(Dataset items)

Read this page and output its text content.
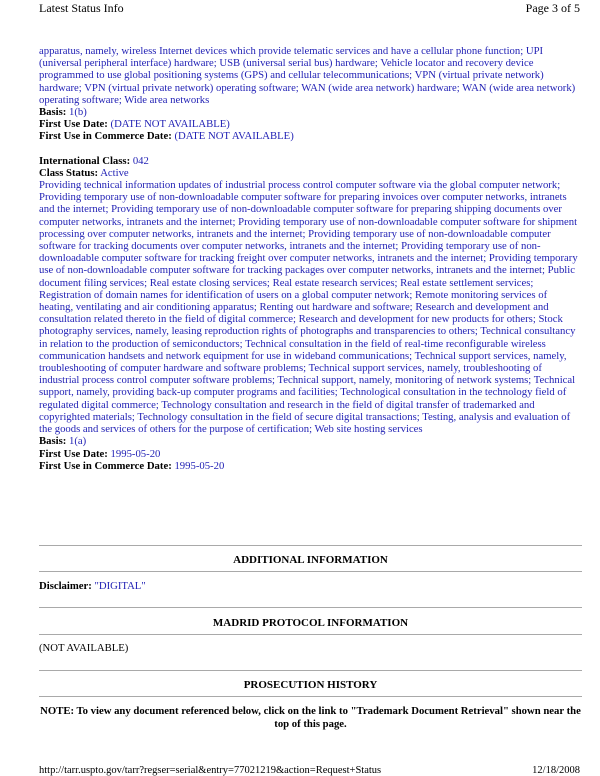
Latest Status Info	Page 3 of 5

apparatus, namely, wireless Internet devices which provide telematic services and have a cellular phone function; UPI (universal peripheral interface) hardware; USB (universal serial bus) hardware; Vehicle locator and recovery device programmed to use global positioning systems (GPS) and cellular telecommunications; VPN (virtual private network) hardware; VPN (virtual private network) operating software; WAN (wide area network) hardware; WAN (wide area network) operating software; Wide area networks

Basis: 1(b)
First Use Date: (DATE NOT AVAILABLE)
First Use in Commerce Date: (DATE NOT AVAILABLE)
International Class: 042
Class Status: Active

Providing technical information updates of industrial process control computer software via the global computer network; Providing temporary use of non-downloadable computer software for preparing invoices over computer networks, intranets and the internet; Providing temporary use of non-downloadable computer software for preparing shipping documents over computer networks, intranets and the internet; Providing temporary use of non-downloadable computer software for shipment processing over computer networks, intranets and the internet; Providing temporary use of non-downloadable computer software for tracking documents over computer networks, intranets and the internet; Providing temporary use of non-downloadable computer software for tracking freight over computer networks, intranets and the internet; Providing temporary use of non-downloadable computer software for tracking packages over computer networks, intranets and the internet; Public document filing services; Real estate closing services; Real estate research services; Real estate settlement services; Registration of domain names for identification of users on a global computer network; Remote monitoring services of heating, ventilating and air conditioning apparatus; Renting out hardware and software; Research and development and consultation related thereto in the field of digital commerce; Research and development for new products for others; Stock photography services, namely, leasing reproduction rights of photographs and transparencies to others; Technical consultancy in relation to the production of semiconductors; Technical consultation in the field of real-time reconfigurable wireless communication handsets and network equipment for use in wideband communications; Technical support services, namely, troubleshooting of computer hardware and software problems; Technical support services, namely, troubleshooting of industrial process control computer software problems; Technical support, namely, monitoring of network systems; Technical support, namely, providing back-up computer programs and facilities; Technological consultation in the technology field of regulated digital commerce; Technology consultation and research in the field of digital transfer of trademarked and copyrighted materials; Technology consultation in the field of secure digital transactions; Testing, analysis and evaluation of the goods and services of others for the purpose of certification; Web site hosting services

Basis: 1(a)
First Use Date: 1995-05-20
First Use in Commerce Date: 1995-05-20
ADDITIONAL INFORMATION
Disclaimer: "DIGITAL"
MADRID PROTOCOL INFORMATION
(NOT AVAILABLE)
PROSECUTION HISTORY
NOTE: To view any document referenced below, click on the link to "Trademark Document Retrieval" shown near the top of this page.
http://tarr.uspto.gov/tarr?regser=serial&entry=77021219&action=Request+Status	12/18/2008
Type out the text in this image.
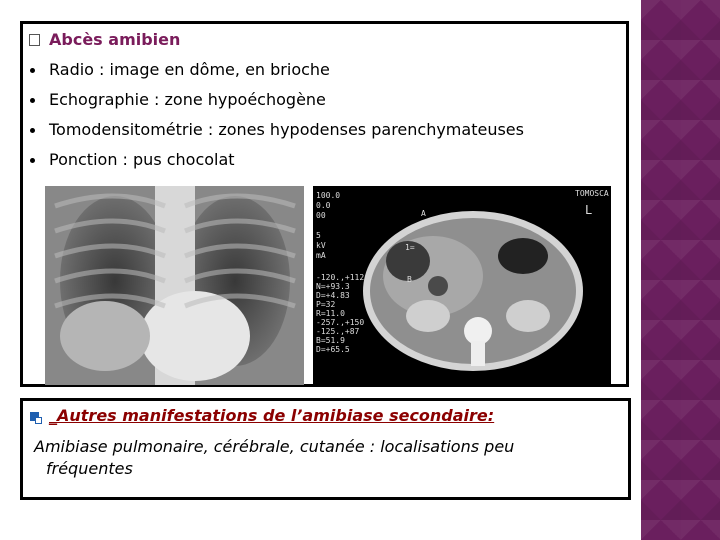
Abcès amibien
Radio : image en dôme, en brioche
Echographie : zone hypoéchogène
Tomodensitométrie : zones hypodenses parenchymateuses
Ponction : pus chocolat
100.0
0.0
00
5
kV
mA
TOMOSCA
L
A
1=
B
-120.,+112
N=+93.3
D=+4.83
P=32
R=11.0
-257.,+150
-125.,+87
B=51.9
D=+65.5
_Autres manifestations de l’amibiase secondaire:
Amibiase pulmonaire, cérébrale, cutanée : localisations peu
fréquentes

◆ Task requirements
Each record must be quoted in full and exactly. Do not include the pictures.

◆ Task solution
Read this page and output its text content.
Latest Status Info	Page 3 of 5

apparatus, namely, wireless Internet devices which provide telematic services and have a cellular phone function; UPI (universal peripheral interface) hardware; USB (universal serial bus) hardware; Vehicle locator and recovery device programmed to use global positioning systems (GPS) and cellular telecommunications; VPN (virtual private network) hardware; VPN (virtual private network) operating software; WAN (wide area network) hardware; WAN (wide area network) operating software; Wide area networks

Basis: 1(b)
First Use Date: (DATE NOT AVAILABLE)
First Use in Commerce Date: (DATE NOT AVAILABLE)
International Class: 042
Class Status: Active

Providing technical information updates of industrial process control computer software via the global computer network; Providing temporary use of non-downloadable computer software for preparing invoices over computer networks, intranets and the internet; Providing temporary use of non-downloadable computer software for preparing shipping documents over computer networks, intranets and the internet; Providing temporary use of non-downloadable computer software for shipment processing over computer networks, intranets and the internet; Providing temporary use of non-downloadable computer software for tracking documents over computer networks, intranets and the internet; Providing temporary use of non-downloadable computer software for tracking freight over computer networks, intranets and the internet; Providing temporary use of non-downloadable computer software for tracking packages over computer networks, intranets and the internet; Public document filing services; Real estate closing services; Real estate research services; Real estate settlement services; Registration of domain names for identification of users on a global computer network; Remote monitoring services of heating, ventilating and air conditioning apparatus; Renting out hardware and software; Research and development and consultation related thereto in the field of digital commerce; Research and development for new products for others; Stock photography services, namely, leasing reproduction rights of photographs and transparencies to others; Technical consultancy in relation to the production of semiconductors; Technical consultation in the field of real-time reconfigurable wireless communication handsets and network equipment for use in wideband communications; Technical support services, namely, troubleshooting of computer hardware and software problems; Technical support services, namely, troubleshooting of industrial process control computer software problems; Technical support, namely, monitoring of network systems; Technical support, namely, providing back-up computer programs and facilities; Technological consultation in the technology field of regulated digital commerce; Technology consultation and research in the field of digital transfer of trademarked and copyrighted materials; Technology consultation in the field of secure digital transactions; Testing, analysis and evaluation of the goods and services of others for the purpose of certification; Web site hosting services

Basis: 1(a)
First Use Date: 1995-05-20
First Use in Commerce Date: 1995-05-20
ADDITIONAL INFORMATION
Disclaimer: "DIGITAL"
MADRID PROTOCOL INFORMATION
(NOT AVAILABLE)
PROSECUTION HISTORY
NOTE: To view any document referenced below, click on the link to "Trademark Document Retrieval" shown near the top of this page.
http://tarr.uspto.gov/tarr?regser=serial&entry=77021219&action=Request+Status	12/18/2008
Type out the text in this image.
Abcès amibien
Radio : image en dôme, en brioche
Echographie : zone hypoéchogène
Tomodensitométrie : zones hypodenses parenchymateuses
Ponction : pus chocolat
100.0
0.0
00
5
kV
mA
TOMOSCA
L
A
1=
B
-120.,+112
N=+93.3
D=+4.83
P=32
R=11.0
-257.,+150
-125.,+87
B=51.9
D=+65.5
_Autres manifestations de l’amibiase secondaire:
Amibiase pulmonaire, cérébrale, cutanée : localisations peu
fréquentes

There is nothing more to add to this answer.